→ **Task brief**:
Please reproduce all of the material below word for word, keeping every line and box value unchanged.

→ **Stored rows**:
######

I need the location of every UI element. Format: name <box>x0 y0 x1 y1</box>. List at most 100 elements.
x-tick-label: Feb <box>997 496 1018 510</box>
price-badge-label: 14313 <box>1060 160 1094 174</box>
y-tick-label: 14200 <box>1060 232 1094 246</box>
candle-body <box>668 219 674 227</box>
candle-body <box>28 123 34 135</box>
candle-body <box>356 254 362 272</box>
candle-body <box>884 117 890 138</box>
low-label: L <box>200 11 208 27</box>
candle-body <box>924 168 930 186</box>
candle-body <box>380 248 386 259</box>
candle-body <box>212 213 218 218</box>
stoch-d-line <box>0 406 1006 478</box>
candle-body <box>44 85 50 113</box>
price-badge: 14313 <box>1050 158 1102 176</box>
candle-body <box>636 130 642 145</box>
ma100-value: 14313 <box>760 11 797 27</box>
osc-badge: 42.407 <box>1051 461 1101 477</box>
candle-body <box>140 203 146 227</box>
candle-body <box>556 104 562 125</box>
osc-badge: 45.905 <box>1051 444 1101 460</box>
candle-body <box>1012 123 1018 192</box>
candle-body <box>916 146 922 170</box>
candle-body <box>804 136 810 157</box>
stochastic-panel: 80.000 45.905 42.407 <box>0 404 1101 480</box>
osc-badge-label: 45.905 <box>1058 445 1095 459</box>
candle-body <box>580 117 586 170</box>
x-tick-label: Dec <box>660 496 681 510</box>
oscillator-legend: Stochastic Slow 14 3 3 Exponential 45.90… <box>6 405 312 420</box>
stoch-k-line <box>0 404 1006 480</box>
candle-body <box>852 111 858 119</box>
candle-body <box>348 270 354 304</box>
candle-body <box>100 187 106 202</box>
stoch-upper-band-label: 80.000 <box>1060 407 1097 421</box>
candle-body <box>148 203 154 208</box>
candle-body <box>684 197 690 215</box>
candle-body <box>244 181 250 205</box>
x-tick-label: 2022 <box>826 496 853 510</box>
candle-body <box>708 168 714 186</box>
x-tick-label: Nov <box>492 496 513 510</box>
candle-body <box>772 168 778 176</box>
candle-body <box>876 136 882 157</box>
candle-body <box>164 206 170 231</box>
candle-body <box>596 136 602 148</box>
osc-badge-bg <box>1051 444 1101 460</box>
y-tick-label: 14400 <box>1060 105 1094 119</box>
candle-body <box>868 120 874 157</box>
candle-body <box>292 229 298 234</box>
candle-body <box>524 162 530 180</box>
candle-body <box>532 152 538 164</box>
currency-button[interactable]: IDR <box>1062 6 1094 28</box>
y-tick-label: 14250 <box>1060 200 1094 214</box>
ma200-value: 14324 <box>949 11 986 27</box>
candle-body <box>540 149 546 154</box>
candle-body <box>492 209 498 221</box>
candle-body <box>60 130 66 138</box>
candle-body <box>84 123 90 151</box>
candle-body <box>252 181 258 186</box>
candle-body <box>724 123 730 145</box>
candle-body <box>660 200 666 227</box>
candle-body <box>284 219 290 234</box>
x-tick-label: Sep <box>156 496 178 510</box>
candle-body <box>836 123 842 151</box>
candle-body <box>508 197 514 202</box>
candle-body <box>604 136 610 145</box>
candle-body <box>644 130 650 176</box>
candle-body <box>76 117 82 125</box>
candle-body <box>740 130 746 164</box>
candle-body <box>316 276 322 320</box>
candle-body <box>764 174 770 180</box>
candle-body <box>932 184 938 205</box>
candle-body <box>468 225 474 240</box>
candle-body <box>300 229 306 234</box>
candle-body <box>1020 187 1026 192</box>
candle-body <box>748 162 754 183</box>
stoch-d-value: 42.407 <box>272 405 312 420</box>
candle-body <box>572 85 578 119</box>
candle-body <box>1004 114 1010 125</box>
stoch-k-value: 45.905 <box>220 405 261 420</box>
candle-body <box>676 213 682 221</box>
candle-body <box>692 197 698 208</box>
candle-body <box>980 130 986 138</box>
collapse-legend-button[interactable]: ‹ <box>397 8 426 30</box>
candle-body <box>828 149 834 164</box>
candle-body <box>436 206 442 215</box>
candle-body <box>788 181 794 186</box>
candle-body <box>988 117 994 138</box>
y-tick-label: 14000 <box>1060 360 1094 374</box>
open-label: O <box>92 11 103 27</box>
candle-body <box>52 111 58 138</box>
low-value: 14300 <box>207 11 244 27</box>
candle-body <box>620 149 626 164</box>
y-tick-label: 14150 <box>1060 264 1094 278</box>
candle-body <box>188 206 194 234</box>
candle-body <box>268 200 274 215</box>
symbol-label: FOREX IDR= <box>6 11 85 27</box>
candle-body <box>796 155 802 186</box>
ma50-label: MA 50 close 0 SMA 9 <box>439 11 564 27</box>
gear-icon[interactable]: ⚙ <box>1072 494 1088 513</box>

######

→ **Finished exercise**:
I need the location of every UI element. Format: name <box>x0 y0 x1 y1</box>. List at most 100 elements.
x-tick-label: Feb <box>997 496 1018 510</box>
price-badge-label: 14313 <box>1060 160 1094 174</box>
y-tick-label: 14200 <box>1060 232 1094 246</box>
candle-body <box>668 219 674 227</box>
candle-body <box>28 123 34 135</box>
candle-body <box>356 254 362 272</box>
candle-body <box>884 117 890 138</box>
low-label: L <box>200 11 208 27</box>
candle-body <box>924 168 930 186</box>
candle-body <box>380 248 386 259</box>
candle-body <box>212 213 218 218</box>
stoch-d-line <box>0 406 1006 478</box>
candle-body <box>44 85 50 113</box>
price-badge: 14313 <box>1050 158 1102 176</box>
candle-body <box>636 130 642 145</box>
ma100-value: 14313 <box>760 11 797 27</box>
osc-badge: 42.407 <box>1051 461 1101 477</box>
candle-body <box>140 203 146 227</box>
candle-body <box>556 104 562 125</box>
osc-badge: 45.905 <box>1051 444 1101 460</box>
candle-body <box>1012 123 1018 192</box>
candle-body <box>916 146 922 170</box>
candle-body <box>804 136 810 157</box>
stochastic-panel: 80.000 45.905 42.407 <box>0 404 1101 480</box>
osc-badge-label: 45.905 <box>1058 445 1095 459</box>
candle-body <box>580 117 586 170</box>
x-tick-label: Dec <box>660 496 681 510</box>
oscillator-legend: Stochastic Slow 14 3 3 Exponential 45.90… <box>6 405 312 420</box>
stoch-k-line <box>0 404 1006 480</box>
candle-body <box>852 111 858 119</box>
candle-body <box>348 270 354 304</box>
candle-body <box>100 187 106 202</box>
stoch-upper-band-label: 80.000 <box>1060 407 1097 421</box>
candle-body <box>148 203 154 208</box>
candle-body <box>684 197 690 215</box>
candle-body <box>244 181 250 205</box>
x-tick-label: 2022 <box>826 496 853 510</box>
candle-body <box>708 168 714 186</box>
x-tick-label: Nov <box>492 496 513 510</box>
candle-body <box>772 168 778 176</box>
candle-body <box>876 136 882 157</box>
candle-body <box>164 206 170 231</box>
candle-body <box>596 136 602 148</box>
osc-badge-bg <box>1051 444 1101 460</box>
y-tick-label: 14400 <box>1060 105 1094 119</box>
candle-body <box>868 120 874 157</box>
candle-body <box>292 229 298 234</box>
candle-body <box>524 162 530 180</box>
candle-body <box>532 152 538 164</box>
currency-button[interactable]: IDR <box>1062 6 1094 28</box>
y-tick-label: 14250 <box>1060 200 1094 214</box>
ma200-value: 14324 <box>949 11 986 27</box>
candle-body <box>540 149 546 154</box>
candle-body <box>492 209 498 221</box>
candle-body <box>60 130 66 138</box>
candle-body <box>84 123 90 151</box>
candle-body <box>252 181 258 186</box>
candle-body <box>724 123 730 145</box>
candle-body <box>660 200 666 227</box>
candle-body <box>284 219 290 234</box>
x-tick-label: Sep <box>156 496 178 510</box>
candle-body <box>836 123 842 151</box>
candle-body <box>508 197 514 202</box>
candle-body <box>604 136 610 145</box>
candle-body <box>644 130 650 176</box>
candle-body <box>76 117 82 125</box>
candle-body <box>740 130 746 164</box>
candle-body <box>316 276 322 320</box>
candle-body <box>764 174 770 180</box>
candle-body <box>932 184 938 205</box>
candle-body <box>468 225 474 240</box>
candle-body <box>300 229 306 234</box>
candle-body <box>1020 187 1026 192</box>
candle-body <box>748 162 754 183</box>
stoch-d-value: 42.407 <box>272 405 312 420</box>
candle-body <box>572 85 578 119</box>
candle-body <box>1004 114 1010 125</box>
stoch-k-value: 45.905 <box>220 405 261 420</box>
candle-body <box>676 213 682 221</box>
candle-body <box>692 197 698 208</box>
candle-body <box>980 130 986 138</box>
collapse-legend-button[interactable]: ‹ <box>397 8 426 30</box>
candle-body <box>828 149 834 164</box>
candle-body <box>436 206 442 215</box>
candle-body <box>788 181 794 186</box>
candle-body <box>988 117 994 138</box>
y-tick-label: 14000 <box>1060 360 1094 374</box>
open-label: O <box>92 11 103 27</box>
candle-body <box>52 111 58 138</box>
low-value: 14300 <box>207 11 244 27</box>
candle-body <box>620 149 626 164</box>
y-tick-label: 14150 <box>1060 264 1094 278</box>
candle-body <box>188 206 194 234</box>
candle-body <box>268 200 274 215</box>
symbol-label: FOREX IDR= <box>6 11 85 27</box>
candle-body <box>796 155 802 186</box>
ma50-label: MA 50 close 0 SMA 9 <box>439 11 564 27</box>
gear-icon[interactable]: ⚙ <box>1072 494 1088 513</box>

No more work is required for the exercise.